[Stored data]
[start]

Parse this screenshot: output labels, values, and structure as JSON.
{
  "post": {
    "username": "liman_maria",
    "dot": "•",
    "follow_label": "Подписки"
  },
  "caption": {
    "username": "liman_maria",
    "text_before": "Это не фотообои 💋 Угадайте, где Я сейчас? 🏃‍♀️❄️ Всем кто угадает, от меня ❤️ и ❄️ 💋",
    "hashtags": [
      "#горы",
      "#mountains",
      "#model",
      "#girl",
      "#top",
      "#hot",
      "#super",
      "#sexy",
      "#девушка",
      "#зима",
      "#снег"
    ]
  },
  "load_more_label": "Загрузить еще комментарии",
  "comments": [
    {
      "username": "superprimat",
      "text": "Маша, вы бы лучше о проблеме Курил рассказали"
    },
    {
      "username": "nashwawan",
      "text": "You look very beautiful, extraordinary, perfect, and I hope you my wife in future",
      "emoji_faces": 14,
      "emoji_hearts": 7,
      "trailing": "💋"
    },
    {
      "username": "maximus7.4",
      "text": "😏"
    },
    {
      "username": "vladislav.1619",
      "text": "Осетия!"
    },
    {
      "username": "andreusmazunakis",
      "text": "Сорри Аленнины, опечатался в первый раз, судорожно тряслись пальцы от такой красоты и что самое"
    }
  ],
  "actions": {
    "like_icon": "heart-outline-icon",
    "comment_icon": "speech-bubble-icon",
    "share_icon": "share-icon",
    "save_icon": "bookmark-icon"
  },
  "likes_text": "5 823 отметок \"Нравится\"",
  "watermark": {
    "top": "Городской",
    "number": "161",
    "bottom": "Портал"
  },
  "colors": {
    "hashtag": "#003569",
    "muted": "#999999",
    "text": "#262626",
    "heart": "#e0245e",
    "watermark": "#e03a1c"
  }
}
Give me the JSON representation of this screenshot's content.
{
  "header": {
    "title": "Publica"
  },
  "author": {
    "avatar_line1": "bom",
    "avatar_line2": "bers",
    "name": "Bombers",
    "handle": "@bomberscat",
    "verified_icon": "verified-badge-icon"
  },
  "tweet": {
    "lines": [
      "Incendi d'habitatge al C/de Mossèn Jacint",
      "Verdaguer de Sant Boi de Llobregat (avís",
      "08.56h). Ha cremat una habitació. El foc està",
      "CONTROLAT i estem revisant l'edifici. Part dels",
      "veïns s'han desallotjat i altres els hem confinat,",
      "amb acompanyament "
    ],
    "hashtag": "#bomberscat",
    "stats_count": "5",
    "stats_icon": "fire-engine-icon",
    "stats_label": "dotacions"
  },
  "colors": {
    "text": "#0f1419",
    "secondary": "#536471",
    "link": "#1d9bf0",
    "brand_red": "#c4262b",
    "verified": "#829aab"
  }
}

[end]

- [WHAT THE TASK ASKS] Reproduce the records word for word.

- [EXERCISE ANSWER]
Parse this screenshot: output labels, values, and structure as JSON.
{
  "post": {
    "username": "liman_maria",
    "dot": "•",
    "follow_label": "Подписки"
  },
  "caption": {
    "username": "liman_maria",
    "text_before": "Это не фотообои 💋 Угадайте, где Я сейчас? 🏃‍♀️❄️ Всем кто угадает, от меня ❤️ и ❄️ 💋",
    "hashtags": [
      "#горы",
      "#mountains",
      "#model",
      "#girl",
      "#top",
      "#hot",
      "#super",
      "#sexy",
      "#девушка",
      "#зима",
      "#снег"
    ]
  },
  "load_more_label": "Загрузить еще комментарии",
  "comments": [
    {
      "username": "superprimat",
      "text": "Маша, вы бы лучше о проблеме Курил рассказали"
    },
    {
      "username": "nashwawan",
      "text": "You look very beautiful, extraordinary, perfect, and I hope you my wife in future",
      "emoji_faces": 14,
      "emoji_hearts": 7,
      "trailing": "💋"
    },
    {
      "username": "maximus7.4",
      "text": "😏"
    },
    {
      "username": "vladislav.1619",
      "text": "Осетия!"
    },
    {
      "username": "andreusmazunakis",
      "text": "Сорри Аленнины, опечатался в первый раз, судорожно тряслись пальцы от такой красоты и что самое"
    }
  ],
  "actions": {
    "like_icon": "heart-outline-icon",
    "comment_icon": "speech-bubble-icon",
    "share_icon": "share-icon",
    "save_icon": "bookmark-icon"
  },
  "likes_text": "5 823 отметок \"Нравится\"",
  "watermark": {
    "top": "Городской",
    "number": "161",
    "bottom": "Портал"
  },
  "colors": {
    "hashtag": "#003569",
    "muted": "#999999",
    "text": "#262626",
    "heart": "#e0245e",
    "watermark": "#e03a1c"
  }
}
Give me the JSON representation of this screenshot's content.
{
  "header": {
    "title": "Publica"
  },
  "author": {
    "avatar_line1": "bom",
    "avatar_line2": "bers",
    "name": "Bombers",
    "handle": "@bomberscat",
    "verified_icon": "verified-badge-icon"
  },
  "tweet": {
    "lines": [
      "Incendi d'habitatge al C/de Mossèn Jacint",
      "Verdaguer de Sant Boi de Llobregat (avís",
      "08.56h). Ha cremat una habitació. El foc està",
      "CONTROLAT i estem revisant l'edifici. Part dels",
      "veïns s'han desallotjat i altres els hem confinat,",
      "amb acompanyament "
    ],
    "hashtag": "#bomberscat",
    "stats_count": "5",
    "stats_icon": "fire-engine-icon",
    "stats_label": "dotacions"
  },
  "colors": {
    "text": "#0f1419",
    "secondary": "#536471",
    "link": "#1d9bf0",
    "brand_red": "#c4262b",
    "verified": "#829aab"
  }
}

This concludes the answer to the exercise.